PASSAGE TO READ —
--------------------
TRASH/DEBRIS MANAGEMENT

The Bayou Vermilion District along with the Louisiana Department of Environmental Quality and the Lafayette Consolidated Government are collaborating to improve water quality along and on the Bayou Vermilion.

The Bayou Vermilion District diligently works year-round to improve water quality in and around the Vermilion River. With a staff of four employees, our bayou specialist team was able to fill over 1,220 55-gallon barrels with floating debris such as water bottles, soda cans, fast food wrappers, etc. in 2014. In addition to floating debris, the team removed 281 large items, such as couches, mattresses, 55-gallon drums, propane tanks and televisions. Also removed from the banks, coulees and canals that drain into the Vermilion River were 160 automotive and truck tires.

The Bayou Vermilion District regularly removes between 90 and 150 barrels (55 gal barrels) of floating debris per week from the Bayou Vermilion and its tributaries in Lafayette Parish. 

In addition to floating debris like plastic drink bottles and styrofoam containers, the crew picks up, on average, 30 automobile tires and a wide variety of other large items (think: playground sets, furniture, appliances and electronics, ice chests, and others) every week.

The Vermilion River and its tributaries make up the storm water conveyance system for most of Lafayette, St. Landry, and upper St. Martin Parish. Since the Vermilion River is the major conveyor of water for the area, it receives the major portions of the nonpoint source pollution. The nonpoint source pollution received by the Vermilion River results in turbidity, high fecal coliform counts and high biological oxygen demand, which in turn results in low dissolved oxygen.

The Lafayette Parish Bayou Vermilion District aims to inform residents and business property owners along the river about the problems that runoff from erosion of their stream banks and yards creates, while at the same time demonstrating ways they can effectively reduce the volume quantity and improve the quality of the water making its way into the Bayou Vermilion.

The specific goal of this project is to develop demonstration sites for erosion control and runoff from residences along the Vermilion River, as a way to filter the water that runs directly into the river.

55 Gallon Barrels

Large Items

Trees

Tires

The techniques to be implemented have four primary goals:

1To reduce runoff volume through infiltration, retention, and evaporation; 

2To improve runoff quality through the creation of infiltration sites on previously impervious surfaces;

3To find beneficial uses for water rather than exporting it as a waste product down storm sewers;

4To raise public awareness about BMPs known to reduce water quantity, improve water quality, and about the beneficial uses and types of different native wetland plants.
--------------------
DATA FOR ANALYSIS —
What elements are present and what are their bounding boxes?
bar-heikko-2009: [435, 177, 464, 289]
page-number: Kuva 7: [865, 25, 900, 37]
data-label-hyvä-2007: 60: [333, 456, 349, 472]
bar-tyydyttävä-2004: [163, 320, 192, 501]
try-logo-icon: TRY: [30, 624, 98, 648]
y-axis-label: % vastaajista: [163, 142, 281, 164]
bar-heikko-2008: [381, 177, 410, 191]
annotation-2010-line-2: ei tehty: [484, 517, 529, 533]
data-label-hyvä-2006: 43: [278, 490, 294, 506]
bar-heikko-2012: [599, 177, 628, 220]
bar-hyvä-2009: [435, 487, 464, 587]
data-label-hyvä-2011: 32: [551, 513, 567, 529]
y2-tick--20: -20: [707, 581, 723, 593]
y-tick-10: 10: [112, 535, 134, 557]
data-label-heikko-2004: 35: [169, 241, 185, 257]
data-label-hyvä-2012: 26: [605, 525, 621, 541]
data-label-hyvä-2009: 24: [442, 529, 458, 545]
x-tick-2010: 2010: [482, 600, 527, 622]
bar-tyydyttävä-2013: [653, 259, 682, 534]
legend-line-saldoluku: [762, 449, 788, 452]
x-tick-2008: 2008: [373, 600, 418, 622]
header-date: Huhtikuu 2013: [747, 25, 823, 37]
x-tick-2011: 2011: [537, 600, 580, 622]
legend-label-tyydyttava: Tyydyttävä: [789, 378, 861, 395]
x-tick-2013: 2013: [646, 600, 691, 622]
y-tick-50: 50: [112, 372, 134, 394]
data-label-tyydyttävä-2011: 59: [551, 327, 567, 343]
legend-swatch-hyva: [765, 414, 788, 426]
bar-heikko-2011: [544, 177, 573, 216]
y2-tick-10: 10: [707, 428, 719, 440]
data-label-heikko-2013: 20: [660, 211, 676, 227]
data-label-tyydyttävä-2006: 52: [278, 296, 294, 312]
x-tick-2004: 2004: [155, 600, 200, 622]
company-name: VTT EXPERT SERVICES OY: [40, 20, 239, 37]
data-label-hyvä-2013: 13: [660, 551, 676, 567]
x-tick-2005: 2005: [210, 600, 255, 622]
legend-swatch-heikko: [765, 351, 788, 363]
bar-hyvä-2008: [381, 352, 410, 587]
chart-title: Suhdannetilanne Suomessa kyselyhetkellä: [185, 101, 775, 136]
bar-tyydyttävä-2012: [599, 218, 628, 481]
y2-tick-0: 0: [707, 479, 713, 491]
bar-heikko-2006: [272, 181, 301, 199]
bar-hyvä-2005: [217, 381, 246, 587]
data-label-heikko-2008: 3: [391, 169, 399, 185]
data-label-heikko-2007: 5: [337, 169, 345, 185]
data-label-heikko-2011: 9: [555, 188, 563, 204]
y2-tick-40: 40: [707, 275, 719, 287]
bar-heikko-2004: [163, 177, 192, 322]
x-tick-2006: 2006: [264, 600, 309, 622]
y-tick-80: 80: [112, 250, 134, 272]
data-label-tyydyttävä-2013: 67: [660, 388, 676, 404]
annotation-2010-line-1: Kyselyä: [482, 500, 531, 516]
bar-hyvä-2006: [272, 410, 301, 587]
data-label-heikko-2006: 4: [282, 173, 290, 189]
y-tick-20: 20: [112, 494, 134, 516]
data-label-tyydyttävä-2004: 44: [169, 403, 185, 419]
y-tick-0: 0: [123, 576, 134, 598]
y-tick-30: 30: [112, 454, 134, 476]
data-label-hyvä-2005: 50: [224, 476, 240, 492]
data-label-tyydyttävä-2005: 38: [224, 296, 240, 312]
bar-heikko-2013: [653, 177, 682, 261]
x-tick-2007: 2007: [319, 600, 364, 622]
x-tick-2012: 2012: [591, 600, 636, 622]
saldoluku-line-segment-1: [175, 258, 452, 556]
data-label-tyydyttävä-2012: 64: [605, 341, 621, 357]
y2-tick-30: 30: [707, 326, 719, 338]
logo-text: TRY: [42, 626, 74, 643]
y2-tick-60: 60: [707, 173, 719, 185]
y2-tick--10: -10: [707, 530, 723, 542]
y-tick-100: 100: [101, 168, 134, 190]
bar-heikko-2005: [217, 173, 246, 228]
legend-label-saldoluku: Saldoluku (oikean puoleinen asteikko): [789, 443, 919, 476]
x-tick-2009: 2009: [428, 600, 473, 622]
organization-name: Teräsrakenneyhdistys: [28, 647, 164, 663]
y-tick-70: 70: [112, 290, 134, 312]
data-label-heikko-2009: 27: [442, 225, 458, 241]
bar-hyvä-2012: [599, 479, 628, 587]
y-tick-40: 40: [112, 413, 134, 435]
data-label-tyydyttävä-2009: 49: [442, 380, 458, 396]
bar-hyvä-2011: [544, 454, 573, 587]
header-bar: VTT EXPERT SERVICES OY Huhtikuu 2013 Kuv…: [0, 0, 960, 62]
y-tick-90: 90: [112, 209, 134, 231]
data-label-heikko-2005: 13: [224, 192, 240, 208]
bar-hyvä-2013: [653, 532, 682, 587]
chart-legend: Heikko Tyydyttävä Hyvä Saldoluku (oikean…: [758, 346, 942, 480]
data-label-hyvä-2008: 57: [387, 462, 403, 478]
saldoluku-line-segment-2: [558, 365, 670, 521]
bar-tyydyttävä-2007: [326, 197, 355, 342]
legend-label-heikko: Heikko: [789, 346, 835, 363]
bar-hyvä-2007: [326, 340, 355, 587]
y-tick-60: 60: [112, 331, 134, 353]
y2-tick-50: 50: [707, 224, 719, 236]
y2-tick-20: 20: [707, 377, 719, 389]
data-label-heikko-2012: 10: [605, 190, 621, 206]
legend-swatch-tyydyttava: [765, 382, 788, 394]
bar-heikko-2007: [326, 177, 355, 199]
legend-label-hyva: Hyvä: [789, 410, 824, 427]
--------------------
TASKS TO CARRY OUT —
**1.** Return the part of the trash and debris management passage from "The Vermilion River and" up to and including "low dissolved oxygen.".
**2.** Decide whether each statement agrees with the trash and debris management passage, answering yes or no and quoting the words that decide it: (a) The bayou specialist team has a staff of four employees. (b) The Bayou Vermilion District regularly removes between 200 and 300 barrels of floating debris per week. (c) The crew picks up an average of 30 automobile tires every week.
**3.** According to the trash and debris management passage, the Vermilion River and its tributaries make up the storm water conveyance system for which areas?

OUTPUTS IN ORDER —
**1.**
The Vermilion River and its tributaries make up the storm water conveyance system for most of Lafayette, St. Landry, and upper St. Martin Parish. Since the Vermilion River is the major conveyor of water for the area, it receives the major portions of the nonpoint source pollution. The nonpoint source pollution received by the Vermilion River results in turbidity, high fecal coliform counts and high biological oxygen demand, which in turn results in low dissolved oxygen.

**2.**
(a) Yes: "With a staff of four employees"
(b) No: "regularly removes between 90 and 150 barrels (55 gal barrels) of floating debris per week"
(c) Yes: "the crew picks up, on average, 30 automobile tires"

**3.** Most of Lafayette, St. Landry, and upper St. Martin Parish.